Task brief -
Copy the lines holding the word "value", all of them.

Data extract -

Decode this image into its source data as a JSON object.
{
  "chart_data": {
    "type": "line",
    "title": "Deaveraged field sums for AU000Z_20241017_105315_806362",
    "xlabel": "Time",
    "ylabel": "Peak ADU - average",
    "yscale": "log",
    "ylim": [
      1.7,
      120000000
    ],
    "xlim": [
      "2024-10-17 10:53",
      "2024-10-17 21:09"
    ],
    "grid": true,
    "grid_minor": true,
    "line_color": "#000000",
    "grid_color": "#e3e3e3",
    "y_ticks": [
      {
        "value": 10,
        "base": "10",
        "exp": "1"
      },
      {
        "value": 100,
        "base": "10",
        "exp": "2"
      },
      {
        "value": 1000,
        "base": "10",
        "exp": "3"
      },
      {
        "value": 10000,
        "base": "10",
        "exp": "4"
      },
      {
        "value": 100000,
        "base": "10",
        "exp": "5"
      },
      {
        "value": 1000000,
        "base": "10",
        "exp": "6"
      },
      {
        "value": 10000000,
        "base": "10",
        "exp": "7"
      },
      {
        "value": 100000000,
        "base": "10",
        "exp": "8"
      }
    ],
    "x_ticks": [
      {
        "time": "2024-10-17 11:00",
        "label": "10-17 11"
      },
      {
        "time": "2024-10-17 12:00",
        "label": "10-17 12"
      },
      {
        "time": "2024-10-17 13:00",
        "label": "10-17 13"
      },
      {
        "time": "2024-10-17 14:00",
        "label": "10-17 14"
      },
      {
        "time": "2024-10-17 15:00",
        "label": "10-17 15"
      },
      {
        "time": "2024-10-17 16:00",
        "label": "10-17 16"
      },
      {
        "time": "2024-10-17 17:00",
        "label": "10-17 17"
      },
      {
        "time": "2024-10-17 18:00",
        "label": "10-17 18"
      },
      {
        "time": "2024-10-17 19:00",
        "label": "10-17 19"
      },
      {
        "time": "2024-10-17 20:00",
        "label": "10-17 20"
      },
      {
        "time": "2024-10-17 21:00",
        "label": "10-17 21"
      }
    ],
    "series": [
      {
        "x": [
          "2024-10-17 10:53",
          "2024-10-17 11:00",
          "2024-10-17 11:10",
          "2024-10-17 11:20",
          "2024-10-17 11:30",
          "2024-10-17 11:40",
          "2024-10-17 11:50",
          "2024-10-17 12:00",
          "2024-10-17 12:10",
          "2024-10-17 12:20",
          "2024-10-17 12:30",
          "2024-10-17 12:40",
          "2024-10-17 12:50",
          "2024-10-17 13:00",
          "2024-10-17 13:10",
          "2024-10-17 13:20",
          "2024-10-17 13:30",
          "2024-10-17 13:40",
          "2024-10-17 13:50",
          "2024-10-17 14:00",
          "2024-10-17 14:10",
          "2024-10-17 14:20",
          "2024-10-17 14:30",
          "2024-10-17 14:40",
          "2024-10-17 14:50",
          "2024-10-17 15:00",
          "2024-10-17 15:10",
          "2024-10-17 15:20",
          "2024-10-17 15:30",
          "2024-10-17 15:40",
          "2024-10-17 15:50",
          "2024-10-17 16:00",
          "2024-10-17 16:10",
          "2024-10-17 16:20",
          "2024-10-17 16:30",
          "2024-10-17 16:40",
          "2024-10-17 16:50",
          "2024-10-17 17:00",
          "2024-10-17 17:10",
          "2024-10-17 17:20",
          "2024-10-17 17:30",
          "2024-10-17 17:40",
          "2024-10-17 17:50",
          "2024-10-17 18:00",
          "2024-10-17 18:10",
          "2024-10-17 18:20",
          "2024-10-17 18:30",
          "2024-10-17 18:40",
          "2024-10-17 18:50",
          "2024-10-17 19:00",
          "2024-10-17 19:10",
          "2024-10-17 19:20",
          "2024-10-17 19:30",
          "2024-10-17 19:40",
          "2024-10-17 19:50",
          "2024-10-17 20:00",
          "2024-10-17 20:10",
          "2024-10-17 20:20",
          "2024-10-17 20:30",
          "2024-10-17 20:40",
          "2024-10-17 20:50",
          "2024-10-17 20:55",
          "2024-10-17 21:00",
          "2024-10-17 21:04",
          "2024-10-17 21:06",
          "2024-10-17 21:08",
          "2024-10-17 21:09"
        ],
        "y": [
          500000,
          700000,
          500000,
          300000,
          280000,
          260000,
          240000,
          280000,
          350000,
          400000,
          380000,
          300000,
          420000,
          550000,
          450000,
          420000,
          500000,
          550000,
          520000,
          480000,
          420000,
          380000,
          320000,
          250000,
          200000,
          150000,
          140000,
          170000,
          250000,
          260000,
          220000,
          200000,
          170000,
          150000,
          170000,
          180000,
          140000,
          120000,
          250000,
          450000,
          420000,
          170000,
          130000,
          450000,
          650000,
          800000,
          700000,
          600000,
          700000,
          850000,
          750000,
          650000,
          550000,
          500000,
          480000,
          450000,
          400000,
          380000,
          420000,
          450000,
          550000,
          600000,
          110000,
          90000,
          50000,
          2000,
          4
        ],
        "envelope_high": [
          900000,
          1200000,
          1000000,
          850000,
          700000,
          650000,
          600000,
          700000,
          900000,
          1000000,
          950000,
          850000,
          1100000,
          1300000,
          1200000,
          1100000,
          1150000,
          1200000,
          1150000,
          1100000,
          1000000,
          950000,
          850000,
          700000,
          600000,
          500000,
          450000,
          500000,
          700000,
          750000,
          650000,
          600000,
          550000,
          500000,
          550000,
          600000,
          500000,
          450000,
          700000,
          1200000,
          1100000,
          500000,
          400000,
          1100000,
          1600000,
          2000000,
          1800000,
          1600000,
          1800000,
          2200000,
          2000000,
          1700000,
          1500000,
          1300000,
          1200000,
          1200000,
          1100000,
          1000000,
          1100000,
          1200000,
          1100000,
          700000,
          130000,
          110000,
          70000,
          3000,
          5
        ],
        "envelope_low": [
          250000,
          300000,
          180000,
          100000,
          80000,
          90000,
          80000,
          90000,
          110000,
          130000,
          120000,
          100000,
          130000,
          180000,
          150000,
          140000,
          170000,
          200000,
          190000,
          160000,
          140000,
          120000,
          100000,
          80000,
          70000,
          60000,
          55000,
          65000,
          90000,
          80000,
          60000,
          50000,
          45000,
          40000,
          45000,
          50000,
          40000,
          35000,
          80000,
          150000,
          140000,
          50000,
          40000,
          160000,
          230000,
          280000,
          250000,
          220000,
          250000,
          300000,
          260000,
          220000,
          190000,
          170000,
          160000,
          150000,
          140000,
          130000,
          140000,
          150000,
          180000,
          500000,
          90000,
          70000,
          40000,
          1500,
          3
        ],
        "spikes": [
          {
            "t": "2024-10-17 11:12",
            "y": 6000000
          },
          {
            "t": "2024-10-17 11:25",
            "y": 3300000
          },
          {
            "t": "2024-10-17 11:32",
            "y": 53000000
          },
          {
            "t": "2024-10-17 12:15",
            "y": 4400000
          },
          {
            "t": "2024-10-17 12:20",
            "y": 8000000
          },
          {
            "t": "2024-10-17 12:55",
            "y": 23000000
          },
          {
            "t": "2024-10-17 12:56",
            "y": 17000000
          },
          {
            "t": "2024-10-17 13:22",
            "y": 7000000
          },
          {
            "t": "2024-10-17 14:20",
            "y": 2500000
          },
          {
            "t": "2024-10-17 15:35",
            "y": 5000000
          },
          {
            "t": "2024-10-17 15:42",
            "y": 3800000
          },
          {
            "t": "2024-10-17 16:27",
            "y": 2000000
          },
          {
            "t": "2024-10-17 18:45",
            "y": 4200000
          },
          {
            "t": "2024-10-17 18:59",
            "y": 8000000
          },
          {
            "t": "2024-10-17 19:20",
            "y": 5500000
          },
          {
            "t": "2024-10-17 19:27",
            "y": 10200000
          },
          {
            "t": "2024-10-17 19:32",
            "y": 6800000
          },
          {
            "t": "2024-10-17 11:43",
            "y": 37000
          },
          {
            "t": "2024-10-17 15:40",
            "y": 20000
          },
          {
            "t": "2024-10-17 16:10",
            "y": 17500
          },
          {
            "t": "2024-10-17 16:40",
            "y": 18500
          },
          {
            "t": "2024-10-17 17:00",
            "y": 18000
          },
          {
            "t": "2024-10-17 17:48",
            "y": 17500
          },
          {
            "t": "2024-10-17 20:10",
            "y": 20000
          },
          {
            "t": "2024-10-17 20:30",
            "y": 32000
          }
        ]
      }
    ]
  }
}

Answer in full -
        "value": 10,
        "value": 100,
        "value": 1000,
        "value": 10000,
        "value": 100000,
        "value": 1000000,
        "value": 10000000,
        "value": 100000000,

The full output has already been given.